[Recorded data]
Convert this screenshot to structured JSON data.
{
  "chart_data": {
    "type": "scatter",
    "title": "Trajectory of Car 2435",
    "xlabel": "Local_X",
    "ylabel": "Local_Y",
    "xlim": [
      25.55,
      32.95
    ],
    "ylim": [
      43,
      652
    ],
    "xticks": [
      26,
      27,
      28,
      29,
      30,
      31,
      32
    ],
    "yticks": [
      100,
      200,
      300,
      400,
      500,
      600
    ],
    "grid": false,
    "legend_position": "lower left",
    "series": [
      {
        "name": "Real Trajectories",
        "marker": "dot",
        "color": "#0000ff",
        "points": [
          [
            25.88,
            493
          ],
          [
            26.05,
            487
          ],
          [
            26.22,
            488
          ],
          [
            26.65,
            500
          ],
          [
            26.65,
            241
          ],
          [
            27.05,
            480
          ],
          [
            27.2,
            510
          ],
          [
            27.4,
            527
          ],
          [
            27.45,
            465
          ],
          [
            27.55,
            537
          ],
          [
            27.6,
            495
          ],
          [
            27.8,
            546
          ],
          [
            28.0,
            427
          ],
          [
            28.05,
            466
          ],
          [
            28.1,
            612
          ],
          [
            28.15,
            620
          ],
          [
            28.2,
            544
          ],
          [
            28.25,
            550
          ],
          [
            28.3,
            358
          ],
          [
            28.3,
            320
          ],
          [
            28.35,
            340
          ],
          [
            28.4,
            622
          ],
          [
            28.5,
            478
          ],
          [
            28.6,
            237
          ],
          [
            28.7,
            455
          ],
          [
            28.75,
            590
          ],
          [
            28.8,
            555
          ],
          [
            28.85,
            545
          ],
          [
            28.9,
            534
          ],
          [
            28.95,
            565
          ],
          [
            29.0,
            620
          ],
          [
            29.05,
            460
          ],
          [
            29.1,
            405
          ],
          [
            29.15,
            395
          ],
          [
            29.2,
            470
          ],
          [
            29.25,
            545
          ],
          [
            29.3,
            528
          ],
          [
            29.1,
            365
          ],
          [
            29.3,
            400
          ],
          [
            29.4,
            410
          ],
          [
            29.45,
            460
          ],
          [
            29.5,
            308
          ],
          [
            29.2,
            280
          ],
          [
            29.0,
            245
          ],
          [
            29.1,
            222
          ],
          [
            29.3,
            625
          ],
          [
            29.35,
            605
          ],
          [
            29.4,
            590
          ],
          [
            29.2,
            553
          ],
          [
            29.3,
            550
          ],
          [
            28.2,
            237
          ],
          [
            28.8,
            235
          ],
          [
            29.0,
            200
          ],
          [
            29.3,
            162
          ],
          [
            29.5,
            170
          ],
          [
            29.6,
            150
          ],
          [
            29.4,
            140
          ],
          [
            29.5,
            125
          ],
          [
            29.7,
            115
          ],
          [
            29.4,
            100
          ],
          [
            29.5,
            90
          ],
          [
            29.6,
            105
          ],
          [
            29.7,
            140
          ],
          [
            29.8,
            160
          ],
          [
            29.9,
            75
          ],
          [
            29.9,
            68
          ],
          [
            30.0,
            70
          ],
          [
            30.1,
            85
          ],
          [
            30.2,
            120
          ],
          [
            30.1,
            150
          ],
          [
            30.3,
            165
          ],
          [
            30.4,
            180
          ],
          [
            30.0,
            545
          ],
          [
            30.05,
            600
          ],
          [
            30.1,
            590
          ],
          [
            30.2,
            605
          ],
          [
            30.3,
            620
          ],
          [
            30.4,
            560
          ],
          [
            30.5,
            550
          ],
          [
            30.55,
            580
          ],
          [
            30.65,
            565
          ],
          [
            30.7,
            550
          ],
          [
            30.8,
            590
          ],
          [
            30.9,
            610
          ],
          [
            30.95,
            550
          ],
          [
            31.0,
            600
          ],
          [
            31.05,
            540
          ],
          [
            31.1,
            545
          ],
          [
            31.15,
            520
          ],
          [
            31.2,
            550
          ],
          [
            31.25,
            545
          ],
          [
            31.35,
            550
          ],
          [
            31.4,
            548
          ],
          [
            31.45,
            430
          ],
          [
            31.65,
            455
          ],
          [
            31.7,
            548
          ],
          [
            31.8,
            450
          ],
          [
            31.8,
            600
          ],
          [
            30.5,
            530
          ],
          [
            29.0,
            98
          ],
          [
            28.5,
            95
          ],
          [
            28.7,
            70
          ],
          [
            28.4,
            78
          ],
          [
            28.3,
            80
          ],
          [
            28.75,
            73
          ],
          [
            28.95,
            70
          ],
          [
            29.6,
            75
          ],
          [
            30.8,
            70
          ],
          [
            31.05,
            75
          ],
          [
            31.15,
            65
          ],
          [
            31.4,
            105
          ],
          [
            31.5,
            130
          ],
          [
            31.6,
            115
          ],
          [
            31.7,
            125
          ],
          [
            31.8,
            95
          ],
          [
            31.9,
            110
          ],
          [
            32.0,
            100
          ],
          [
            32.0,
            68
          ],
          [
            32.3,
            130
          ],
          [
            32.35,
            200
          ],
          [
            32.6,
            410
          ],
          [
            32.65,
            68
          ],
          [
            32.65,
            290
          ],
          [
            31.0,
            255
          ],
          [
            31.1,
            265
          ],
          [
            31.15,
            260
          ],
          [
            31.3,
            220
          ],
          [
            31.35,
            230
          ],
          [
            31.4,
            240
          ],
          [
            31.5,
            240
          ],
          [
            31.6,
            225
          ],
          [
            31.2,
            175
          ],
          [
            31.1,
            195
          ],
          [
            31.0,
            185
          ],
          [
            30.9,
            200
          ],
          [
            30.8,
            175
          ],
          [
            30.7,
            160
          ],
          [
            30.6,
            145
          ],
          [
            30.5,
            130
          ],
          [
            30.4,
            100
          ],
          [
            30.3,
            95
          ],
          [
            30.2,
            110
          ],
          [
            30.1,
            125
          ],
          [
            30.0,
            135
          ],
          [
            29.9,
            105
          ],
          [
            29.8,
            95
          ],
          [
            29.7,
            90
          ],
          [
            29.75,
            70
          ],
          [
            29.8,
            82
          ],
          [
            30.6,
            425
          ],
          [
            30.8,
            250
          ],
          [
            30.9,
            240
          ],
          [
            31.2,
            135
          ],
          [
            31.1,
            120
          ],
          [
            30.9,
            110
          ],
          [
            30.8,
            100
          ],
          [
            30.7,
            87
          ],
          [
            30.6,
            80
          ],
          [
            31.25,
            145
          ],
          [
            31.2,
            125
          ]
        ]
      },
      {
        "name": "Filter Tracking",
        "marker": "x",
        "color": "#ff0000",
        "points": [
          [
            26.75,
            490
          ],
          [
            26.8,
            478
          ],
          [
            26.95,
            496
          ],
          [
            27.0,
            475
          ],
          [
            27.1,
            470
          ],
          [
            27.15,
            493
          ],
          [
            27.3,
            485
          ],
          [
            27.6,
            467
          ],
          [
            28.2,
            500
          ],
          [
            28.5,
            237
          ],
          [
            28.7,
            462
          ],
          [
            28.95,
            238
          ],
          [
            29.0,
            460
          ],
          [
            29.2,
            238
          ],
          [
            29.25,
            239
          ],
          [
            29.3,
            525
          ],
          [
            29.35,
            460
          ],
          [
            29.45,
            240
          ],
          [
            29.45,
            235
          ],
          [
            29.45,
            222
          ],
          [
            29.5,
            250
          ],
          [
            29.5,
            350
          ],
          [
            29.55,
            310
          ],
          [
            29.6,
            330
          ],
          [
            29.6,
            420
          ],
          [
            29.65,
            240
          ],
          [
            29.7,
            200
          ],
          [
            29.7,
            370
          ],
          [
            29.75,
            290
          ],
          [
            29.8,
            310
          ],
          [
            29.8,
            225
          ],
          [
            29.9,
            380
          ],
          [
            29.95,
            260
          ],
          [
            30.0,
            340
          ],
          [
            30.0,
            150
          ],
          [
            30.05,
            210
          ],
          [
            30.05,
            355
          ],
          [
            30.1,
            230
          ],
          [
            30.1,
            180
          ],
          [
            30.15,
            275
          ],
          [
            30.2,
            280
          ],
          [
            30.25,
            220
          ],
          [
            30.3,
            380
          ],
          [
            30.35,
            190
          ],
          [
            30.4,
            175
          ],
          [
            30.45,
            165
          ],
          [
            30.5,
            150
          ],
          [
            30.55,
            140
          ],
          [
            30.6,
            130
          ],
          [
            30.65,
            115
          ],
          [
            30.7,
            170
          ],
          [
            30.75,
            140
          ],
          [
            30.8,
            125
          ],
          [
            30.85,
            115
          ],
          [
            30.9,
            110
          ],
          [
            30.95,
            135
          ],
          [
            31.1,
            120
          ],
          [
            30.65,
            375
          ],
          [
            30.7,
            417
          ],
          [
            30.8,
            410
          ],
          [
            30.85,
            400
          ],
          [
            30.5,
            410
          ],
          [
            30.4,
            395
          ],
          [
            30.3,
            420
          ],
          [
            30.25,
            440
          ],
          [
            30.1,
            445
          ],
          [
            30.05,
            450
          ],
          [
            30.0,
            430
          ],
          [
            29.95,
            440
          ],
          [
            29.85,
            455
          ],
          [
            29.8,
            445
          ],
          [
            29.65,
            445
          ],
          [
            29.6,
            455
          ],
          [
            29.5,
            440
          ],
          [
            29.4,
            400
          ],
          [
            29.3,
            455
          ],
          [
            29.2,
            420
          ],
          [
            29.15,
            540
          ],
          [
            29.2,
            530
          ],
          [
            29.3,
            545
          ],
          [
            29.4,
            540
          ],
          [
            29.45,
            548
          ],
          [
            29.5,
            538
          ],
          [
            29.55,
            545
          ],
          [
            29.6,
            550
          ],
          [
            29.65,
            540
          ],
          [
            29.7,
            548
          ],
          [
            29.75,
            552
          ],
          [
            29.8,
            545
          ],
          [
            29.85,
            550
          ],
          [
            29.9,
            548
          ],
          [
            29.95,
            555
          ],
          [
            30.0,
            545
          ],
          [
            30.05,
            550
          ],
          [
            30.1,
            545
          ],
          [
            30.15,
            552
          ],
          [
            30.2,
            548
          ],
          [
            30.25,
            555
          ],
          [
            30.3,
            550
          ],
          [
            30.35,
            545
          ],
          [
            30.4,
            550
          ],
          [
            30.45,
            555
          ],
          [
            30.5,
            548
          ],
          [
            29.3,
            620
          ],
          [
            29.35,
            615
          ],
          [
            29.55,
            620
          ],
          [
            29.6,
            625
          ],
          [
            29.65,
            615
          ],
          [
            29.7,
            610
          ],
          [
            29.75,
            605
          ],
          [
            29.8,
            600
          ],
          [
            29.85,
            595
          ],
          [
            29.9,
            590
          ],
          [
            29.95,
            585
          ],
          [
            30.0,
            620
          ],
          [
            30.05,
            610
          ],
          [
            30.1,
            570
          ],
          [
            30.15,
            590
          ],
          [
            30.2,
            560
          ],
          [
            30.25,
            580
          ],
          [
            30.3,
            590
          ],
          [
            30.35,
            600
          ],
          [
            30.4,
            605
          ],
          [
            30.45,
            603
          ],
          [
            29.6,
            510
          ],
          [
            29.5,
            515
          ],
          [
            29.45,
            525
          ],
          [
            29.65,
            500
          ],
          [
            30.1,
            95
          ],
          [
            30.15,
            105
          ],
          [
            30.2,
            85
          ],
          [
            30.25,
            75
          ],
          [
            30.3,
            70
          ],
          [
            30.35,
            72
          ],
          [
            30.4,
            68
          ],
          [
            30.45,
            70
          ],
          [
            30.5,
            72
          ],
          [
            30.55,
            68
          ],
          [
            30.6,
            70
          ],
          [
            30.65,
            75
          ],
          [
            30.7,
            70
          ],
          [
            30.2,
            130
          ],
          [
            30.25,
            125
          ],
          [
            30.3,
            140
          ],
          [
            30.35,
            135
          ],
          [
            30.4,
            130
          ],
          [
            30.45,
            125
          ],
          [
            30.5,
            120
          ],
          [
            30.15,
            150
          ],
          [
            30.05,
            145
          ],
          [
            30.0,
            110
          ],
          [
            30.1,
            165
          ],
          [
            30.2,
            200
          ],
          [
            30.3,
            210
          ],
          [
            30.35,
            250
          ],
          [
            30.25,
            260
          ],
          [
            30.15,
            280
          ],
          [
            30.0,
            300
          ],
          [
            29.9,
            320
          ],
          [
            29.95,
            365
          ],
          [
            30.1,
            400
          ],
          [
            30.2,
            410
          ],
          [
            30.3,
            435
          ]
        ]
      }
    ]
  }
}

**Exercise**
Write down only how many lines in the listing contain the word "name".

**Result for this exercise**
2